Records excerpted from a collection
• • •

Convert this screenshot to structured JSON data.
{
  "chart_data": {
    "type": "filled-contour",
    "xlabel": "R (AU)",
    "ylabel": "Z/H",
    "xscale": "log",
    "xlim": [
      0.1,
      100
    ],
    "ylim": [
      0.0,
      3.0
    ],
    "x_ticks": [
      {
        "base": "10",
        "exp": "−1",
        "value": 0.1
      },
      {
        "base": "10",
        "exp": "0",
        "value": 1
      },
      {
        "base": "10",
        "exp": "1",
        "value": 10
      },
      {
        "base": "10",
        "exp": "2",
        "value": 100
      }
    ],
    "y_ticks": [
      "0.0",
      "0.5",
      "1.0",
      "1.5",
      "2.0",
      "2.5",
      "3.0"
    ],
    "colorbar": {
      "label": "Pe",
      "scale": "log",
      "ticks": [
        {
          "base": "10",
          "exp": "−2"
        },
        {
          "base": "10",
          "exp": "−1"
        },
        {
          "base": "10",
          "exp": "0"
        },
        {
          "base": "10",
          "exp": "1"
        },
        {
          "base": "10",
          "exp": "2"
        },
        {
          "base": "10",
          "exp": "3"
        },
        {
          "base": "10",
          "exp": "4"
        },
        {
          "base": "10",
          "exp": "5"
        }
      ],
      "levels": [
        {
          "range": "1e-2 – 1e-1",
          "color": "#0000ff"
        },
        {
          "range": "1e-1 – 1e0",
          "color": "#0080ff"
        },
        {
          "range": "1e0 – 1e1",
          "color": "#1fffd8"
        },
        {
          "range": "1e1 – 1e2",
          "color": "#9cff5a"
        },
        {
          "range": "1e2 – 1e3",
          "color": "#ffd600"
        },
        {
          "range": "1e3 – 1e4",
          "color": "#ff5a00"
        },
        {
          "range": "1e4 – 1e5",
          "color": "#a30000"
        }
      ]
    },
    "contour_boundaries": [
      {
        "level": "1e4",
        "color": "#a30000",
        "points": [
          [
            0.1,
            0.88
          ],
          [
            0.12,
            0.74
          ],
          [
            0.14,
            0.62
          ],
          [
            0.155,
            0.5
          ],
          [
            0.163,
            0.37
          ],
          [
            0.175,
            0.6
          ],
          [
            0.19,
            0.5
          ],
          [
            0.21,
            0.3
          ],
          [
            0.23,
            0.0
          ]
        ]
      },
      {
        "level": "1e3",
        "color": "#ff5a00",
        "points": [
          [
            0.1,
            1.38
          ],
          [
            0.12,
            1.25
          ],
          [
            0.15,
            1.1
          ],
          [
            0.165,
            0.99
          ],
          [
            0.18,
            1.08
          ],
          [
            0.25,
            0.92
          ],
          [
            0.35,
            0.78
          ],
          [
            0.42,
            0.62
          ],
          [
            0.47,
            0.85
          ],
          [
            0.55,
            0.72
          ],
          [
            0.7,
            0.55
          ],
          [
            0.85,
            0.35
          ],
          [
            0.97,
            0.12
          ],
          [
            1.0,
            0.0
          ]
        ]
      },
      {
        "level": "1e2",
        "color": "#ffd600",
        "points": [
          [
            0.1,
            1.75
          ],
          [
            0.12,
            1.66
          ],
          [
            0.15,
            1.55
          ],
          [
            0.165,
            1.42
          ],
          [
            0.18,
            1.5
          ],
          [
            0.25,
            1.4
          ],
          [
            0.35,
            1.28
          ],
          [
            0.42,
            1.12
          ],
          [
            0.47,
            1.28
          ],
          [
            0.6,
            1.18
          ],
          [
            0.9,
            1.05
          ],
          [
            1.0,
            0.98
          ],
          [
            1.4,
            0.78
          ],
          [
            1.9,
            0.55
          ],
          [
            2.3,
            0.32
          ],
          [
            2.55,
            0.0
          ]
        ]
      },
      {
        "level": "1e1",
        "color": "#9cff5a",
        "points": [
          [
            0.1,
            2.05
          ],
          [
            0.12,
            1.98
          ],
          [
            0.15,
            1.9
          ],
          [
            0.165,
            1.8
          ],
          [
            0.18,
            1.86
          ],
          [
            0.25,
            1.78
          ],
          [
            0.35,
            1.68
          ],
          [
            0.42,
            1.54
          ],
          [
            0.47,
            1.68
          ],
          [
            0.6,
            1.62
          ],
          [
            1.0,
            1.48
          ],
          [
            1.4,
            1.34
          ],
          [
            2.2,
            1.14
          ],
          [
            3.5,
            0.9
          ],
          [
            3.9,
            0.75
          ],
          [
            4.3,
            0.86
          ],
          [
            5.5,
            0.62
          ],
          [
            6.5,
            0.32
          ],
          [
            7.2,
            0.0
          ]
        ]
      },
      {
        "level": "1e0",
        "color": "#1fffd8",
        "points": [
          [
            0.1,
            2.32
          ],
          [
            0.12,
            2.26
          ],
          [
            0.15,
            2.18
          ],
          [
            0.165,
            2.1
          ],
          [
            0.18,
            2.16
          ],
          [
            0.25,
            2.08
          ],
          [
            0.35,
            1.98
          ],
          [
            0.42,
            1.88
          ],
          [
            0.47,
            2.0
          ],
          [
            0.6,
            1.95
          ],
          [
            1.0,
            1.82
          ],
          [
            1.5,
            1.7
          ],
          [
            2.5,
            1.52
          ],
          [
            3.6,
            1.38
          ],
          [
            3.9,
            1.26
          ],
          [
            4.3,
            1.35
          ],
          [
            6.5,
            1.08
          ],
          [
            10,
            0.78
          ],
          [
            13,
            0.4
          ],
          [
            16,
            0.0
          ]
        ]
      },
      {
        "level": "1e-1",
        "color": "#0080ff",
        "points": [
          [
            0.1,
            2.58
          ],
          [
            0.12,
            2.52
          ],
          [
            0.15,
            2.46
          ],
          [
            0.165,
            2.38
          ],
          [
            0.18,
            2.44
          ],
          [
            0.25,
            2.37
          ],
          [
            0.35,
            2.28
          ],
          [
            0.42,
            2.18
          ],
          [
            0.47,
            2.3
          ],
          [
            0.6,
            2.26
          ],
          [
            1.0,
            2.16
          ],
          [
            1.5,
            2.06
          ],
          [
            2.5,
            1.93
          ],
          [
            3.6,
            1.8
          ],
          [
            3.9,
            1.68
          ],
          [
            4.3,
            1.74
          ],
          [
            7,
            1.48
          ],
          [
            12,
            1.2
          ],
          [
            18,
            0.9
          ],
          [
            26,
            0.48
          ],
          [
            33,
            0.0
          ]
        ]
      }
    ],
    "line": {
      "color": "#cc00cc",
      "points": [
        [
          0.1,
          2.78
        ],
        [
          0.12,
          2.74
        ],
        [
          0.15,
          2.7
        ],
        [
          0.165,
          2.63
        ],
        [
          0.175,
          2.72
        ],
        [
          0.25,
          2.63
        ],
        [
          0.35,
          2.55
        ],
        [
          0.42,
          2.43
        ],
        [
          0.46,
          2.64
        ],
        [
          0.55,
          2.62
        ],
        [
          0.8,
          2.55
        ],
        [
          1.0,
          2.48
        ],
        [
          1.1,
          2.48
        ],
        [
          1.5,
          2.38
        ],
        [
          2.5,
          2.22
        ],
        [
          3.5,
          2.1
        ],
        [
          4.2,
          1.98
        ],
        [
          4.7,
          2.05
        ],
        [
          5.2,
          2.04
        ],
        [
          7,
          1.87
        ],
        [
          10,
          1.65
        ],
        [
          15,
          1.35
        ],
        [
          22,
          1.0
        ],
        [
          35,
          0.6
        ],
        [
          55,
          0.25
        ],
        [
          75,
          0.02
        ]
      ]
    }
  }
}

• • •

Aim of the task —
Your task is to repeat every line exactly.

Response below —
Convert this screenshot to structured JSON data.
{
  "chart_data": {
    "type": "filled-contour",
    "xlabel": "R (AU)",
    "ylabel": "Z/H",
    "xscale": "log",
    "xlim": [
      0.1,
      100
    ],
    "ylim": [
      0.0,
      3.0
    ],
    "x_ticks": [
      {
        "base": "10",
        "exp": "−1",
        "value": 0.1
      },
      {
        "base": "10",
        "exp": "0",
        "value": 1
      },
      {
        "base": "10",
        "exp": "1",
        "value": 10
      },
      {
        "base": "10",
        "exp": "2",
        "value": 100
      }
    ],
    "y_ticks": [
      "0.0",
      "0.5",
      "1.0",
      "1.5",
      "2.0",
      "2.5",
      "3.0"
    ],
    "colorbar": {
      "label": "Pe",
      "scale": "log",
      "ticks": [
        {
          "base": "10",
          "exp": "−2"
        },
        {
          "base": "10",
          "exp": "−1"
        },
        {
          "base": "10",
          "exp": "0"
        },
        {
          "base": "10",
          "exp": "1"
        },
        {
          "base": "10",
          "exp": "2"
        },
        {
          "base": "10",
          "exp": "3"
        },
        {
          "base": "10",
          "exp": "4"
        },
        {
          "base": "10",
          "exp": "5"
        }
      ],
      "levels": [
        {
          "range": "1e-2 – 1e-1",
          "color": "#0000ff"
        },
        {
          "range": "1e-1 – 1e0",
          "color": "#0080ff"
        },
        {
          "range": "1e0 – 1e1",
          "color": "#1fffd8"
        },
        {
          "range": "1e1 – 1e2",
          "color": "#9cff5a"
        },
        {
          "range": "1e2 – 1e3",
          "color": "#ffd600"
        },
        {
          "range": "1e3 – 1e4",
          "color": "#ff5a00"
        },
        {
          "range": "1e4 – 1e5",
          "color": "#a30000"
        }
      ]
    },
    "contour_boundaries": [
      {
        "level": "1e4",
        "color": "#a30000",
        "points": [
          [
            0.1,
            0.88
          ],
          [
            0.12,
            0.74
          ],
          [
            0.14,
            0.62
          ],
          [
            0.155,
            0.5
          ],
          [
            0.163,
            0.37
          ],
          [
            0.175,
            0.6
          ],
          [
            0.19,
            0.5
          ],
          [
            0.21,
            0.3
          ],
          [
            0.23,
            0.0
          ]
        ]
      },
      {
        "level": "1e3",
        "color": "#ff5a00",
        "points": [
          [
            0.1,
            1.38
          ],
          [
            0.12,
            1.25
          ],
          [
            0.15,
            1.1
          ],
          [
            0.165,
            0.99
          ],
          [
            0.18,
            1.08
          ],
          [
            0.25,
            0.92
          ],
          [
            0.35,
            0.78
          ],
          [
            0.42,
            0.62
          ],
          [
            0.47,
            0.85
          ],
          [
            0.55,
            0.72
          ],
          [
            0.7,
            0.55
          ],
          [
            0.85,
            0.35
          ],
          [
            0.97,
            0.12
          ],
          [
            1.0,
            0.0
          ]
        ]
      },
      {
        "level": "1e2",
        "color": "#ffd600",
        "points": [
          [
            0.1,
            1.75
          ],
          [
            0.12,
            1.66
          ],
          [
            0.15,
            1.55
          ],
          [
            0.165,
            1.42
          ],
          [
            0.18,
            1.5
          ],
          [
            0.25,
            1.4
          ],
          [
            0.35,
            1.28
          ],
          [
            0.42,
            1.12
          ],
          [
            0.47,
            1.28
          ],
          [
            0.6,
            1.18
          ],
          [
            0.9,
            1.05
          ],
          [
            1.0,
            0.98
          ],
          [
            1.4,
            0.78
          ],
          [
            1.9,
            0.55
          ],
          [
            2.3,
            0.32
          ],
          [
            2.55,
            0.0
          ]
        ]
      },
      {
        "level": "1e1",
        "color": "#9cff5a",
        "points": [
          [
            0.1,
            2.05
          ],
          [
            0.12,
            1.98
          ],
          [
            0.15,
            1.9
          ],
          [
            0.165,
            1.8
          ],
          [
            0.18,
            1.86
          ],
          [
            0.25,
            1.78
          ],
          [
            0.35,
            1.68
          ],
          [
            0.42,
            1.54
          ],
          [
            0.47,
            1.68
          ],
          [
            0.6,
            1.62
          ],
          [
            1.0,
            1.48
          ],
          [
            1.4,
            1.34
          ],
          [
            2.2,
            1.14
          ],
          [
            3.5,
            0.9
          ],
          [
            3.9,
            0.75
          ],
          [
            4.3,
            0.86
          ],
          [
            5.5,
            0.62
          ],
          [
            6.5,
            0.32
          ],
          [
            7.2,
            0.0
          ]
        ]
      },
      {
        "level": "1e0",
        "color": "#1fffd8",
        "points": [
          [
            0.1,
            2.32
          ],
          [
            0.12,
            2.26
          ],
          [
            0.15,
            2.18
          ],
          [
            0.165,
            2.1
          ],
          [
            0.18,
            2.16
          ],
          [
            0.25,
            2.08
          ],
          [
            0.35,
            1.98
          ],
          [
            0.42,
            1.88
          ],
          [
            0.47,
            2.0
          ],
          [
            0.6,
            1.95
          ],
          [
            1.0,
            1.82
          ],
          [
            1.5,
            1.7
          ],
          [
            2.5,
            1.52
          ],
          [
            3.6,
            1.38
          ],
          [
            3.9,
            1.26
          ],
          [
            4.3,
            1.35
          ],
          [
            6.5,
            1.08
          ],
          [
            10,
            0.78
          ],
          [
            13,
            0.4
          ],
          [
            16,
            0.0
          ]
        ]
      },
      {
        "level": "1e-1",
        "color": "#0080ff",
        "points": [
          [
            0.1,
            2.58
          ],
          [
            0.12,
            2.52
          ],
          [
            0.15,
            2.46
          ],
          [
            0.165,
            2.38
          ],
          [
            0.18,
            2.44
          ],
          [
            0.25,
            2.37
          ],
          [
            0.35,
            2.28
          ],
          [
            0.42,
            2.18
          ],
          [
            0.47,
            2.3
          ],
          [
            0.6,
            2.26
          ],
          [
            1.0,
            2.16
          ],
          [
            1.5,
            2.06
          ],
          [
            2.5,
            1.93
          ],
          [
            3.6,
            1.8
          ],
          [
            3.9,
            1.68
          ],
          [
            4.3,
            1.74
          ],
          [
            7,
            1.48
          ],
          [
            12,
            1.2
          ],
          [
            18,
            0.9
          ],
          [
            26,
            0.48
          ],
          [
            33,
            0.0
          ]
        ]
      }
    ],
    "line": {
      "color": "#cc00cc",
      "points": [
        [
          0.1,
          2.78
        ],
        [
          0.12,
          2.74
        ],
        [
          0.15,
          2.7
        ],
        [
          0.165,
          2.63
        ],
        [
          0.175,
          2.72
        ],
        [
          0.25,
          2.63
        ],
        [
          0.35,
          2.55
        ],
        [
          0.42,
          2.43
        ],
        [
          0.46,
          2.64
        ],
        [
          0.55,
          2.62
        ],
        [
          0.8,
          2.55
        ],
        [
          1.0,
          2.48
        ],
        [
          1.1,
          2.48
        ],
        [
          1.5,
          2.38
        ],
        [
          2.5,
          2.22
        ],
        [
          3.5,
          2.1
        ],
        [
          4.2,
          1.98
        ],
        [
          4.7,
          2.05
        ],
        [
          5.2,
          2.04
        ],
        [
          7,
          1.87
        ],
        [
          10,
          1.65
        ],
        [
          15,
          1.35
        ],
        [
          22,
          1.0
        ],
        [
          35,
          0.6
        ],
        [
          55,
          0.25
        ],
        [
          75,
          0.02
        ]
      ]
    }
  }
}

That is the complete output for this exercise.